(Items listed in a dataset)
* Start *

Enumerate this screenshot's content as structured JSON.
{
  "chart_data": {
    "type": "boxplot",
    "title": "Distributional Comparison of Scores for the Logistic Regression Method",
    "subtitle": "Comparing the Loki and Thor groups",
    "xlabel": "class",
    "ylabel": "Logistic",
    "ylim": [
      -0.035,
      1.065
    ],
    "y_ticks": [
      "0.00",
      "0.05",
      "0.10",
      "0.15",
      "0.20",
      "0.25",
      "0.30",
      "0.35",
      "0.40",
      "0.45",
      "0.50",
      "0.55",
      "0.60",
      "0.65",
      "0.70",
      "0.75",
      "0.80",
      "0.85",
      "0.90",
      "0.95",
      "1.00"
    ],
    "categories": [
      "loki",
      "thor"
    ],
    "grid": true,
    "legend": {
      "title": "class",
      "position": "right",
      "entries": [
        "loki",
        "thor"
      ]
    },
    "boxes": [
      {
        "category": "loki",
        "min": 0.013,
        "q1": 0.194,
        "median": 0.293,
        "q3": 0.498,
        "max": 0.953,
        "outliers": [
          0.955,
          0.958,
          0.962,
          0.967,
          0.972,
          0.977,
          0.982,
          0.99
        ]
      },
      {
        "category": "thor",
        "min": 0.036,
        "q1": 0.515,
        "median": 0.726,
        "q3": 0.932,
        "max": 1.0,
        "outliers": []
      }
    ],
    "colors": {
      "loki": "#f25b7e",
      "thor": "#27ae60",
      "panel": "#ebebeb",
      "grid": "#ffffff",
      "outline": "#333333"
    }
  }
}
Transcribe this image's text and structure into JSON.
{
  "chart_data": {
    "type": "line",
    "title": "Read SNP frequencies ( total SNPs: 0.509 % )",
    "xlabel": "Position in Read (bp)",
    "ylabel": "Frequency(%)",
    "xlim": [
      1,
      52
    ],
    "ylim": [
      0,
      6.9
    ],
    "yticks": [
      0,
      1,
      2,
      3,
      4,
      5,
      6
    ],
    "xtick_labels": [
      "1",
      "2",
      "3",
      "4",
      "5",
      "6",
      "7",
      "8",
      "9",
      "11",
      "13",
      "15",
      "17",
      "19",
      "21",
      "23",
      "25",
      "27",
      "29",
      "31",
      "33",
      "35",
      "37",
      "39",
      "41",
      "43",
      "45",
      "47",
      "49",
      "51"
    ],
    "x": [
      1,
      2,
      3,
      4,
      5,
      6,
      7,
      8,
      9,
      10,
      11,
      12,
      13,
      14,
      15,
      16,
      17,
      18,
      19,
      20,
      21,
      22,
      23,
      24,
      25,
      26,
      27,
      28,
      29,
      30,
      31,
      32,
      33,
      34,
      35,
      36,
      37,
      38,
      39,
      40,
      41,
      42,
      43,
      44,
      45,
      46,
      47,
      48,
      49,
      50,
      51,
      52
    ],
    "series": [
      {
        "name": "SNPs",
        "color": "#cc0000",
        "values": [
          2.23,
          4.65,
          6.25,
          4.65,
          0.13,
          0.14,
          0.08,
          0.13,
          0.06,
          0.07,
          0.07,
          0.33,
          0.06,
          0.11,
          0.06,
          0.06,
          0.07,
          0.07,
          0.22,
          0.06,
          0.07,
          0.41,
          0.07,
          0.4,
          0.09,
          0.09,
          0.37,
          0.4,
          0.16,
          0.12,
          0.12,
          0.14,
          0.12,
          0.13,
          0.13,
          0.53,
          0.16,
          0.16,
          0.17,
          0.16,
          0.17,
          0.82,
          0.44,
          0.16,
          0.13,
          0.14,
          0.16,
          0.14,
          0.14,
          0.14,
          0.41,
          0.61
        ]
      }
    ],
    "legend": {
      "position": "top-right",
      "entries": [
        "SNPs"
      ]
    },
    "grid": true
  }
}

* End *

» DIRECTIONS FOR THIS TASK:
Exactly as written above, please repeat the entries.

» SOLUTION:
Enumerate this screenshot's content as structured JSON.
{
  "chart_data": {
    "type": "boxplot",
    "title": "Distributional Comparison of Scores for the Logistic Regression Method",
    "subtitle": "Comparing the Loki and Thor groups",
    "xlabel": "class",
    "ylabel": "Logistic",
    "ylim": [
      -0.035,
      1.065
    ],
    "y_ticks": [
      "0.00",
      "0.05",
      "0.10",
      "0.15",
      "0.20",
      "0.25",
      "0.30",
      "0.35",
      "0.40",
      "0.45",
      "0.50",
      "0.55",
      "0.60",
      "0.65",
      "0.70",
      "0.75",
      "0.80",
      "0.85",
      "0.90",
      "0.95",
      "1.00"
    ],
    "categories": [
      "loki",
      "thor"
    ],
    "grid": true,
    "legend": {
      "title": "class",
      "position": "right",
      "entries": [
        "loki",
        "thor"
      ]
    },
    "boxes": [
      {
        "category": "loki",
        "min": 0.013,
        "q1": 0.194,
        "median": 0.293,
        "q3": 0.498,
        "max": 0.953,
        "outliers": [
          0.955,
          0.958,
          0.962,
          0.967,
          0.972,
          0.977,
          0.982,
          0.99
        ]
      },
      {
        "category": "thor",
        "min": 0.036,
        "q1": 0.515,
        "median": 0.726,
        "q3": 0.932,
        "max": 1.0,
        "outliers": []
      }
    ],
    "colors": {
      "loki": "#f25b7e",
      "thor": "#27ae60",
      "panel": "#ebebeb",
      "grid": "#ffffff",
      "outline": "#333333"
    }
  }
}
Transcribe this image's text and structure into JSON.
{
  "chart_data": {
    "type": "line",
    "title": "Read SNP frequencies ( total SNPs: 0.509 % )",
    "xlabel": "Position in Read (bp)",
    "ylabel": "Frequency(%)",
    "xlim": [
      1,
      52
    ],
    "ylim": [
      0,
      6.9
    ],
    "yticks": [
      0,
      1,
      2,
      3,
      4,
      5,
      6
    ],
    "xtick_labels": [
      "1",
      "2",
      "3",
      "4",
      "5",
      "6",
      "7",
      "8",
      "9",
      "11",
      "13",
      "15",
      "17",
      "19",
      "21",
      "23",
      "25",
      "27",
      "29",
      "31",
      "33",
      "35",
      "37",
      "39",
      "41",
      "43",
      "45",
      "47",
      "49",
      "51"
    ],
    "x": [
      1,
      2,
      3,
      4,
      5,
      6,
      7,
      8,
      9,
      10,
      11,
      12,
      13,
      14,
      15,
      16,
      17,
      18,
      19,
      20,
      21,
      22,
      23,
      24,
      25,
      26,
      27,
      28,
      29,
      30,
      31,
      32,
      33,
      34,
      35,
      36,
      37,
      38,
      39,
      40,
      41,
      42,
      43,
      44,
      45,
      46,
      47,
      48,
      49,
      50,
      51,
      52
    ],
    "series": [
      {
        "name": "SNPs",
        "color": "#cc0000",
        "values": [
          2.23,
          4.65,
          6.25,
          4.65,
          0.13,
          0.14,
          0.08,
          0.13,
          0.06,
          0.07,
          0.07,
          0.33,
          0.06,
          0.11,
          0.06,
          0.06,
          0.07,
          0.07,
          0.22,
          0.06,
          0.07,
          0.41,
          0.07,
          0.4,
          0.09,
          0.09,
          0.37,
          0.4,
          0.16,
          0.12,
          0.12,
          0.14,
          0.12,
          0.13,
          0.13,
          0.53,
          0.16,
          0.16,
          0.17,
          0.16,
          0.17,
          0.82,
          0.44,
          0.16,
          0.13,
          0.14,
          0.16,
          0.14,
          0.14,
          0.14,
          0.41,
          0.61
        ]
      }
    ],
    "legend": {
      "position": "top-right",
      "entries": [
        "SNPs"
      ]
    },
    "grid": true
  }
}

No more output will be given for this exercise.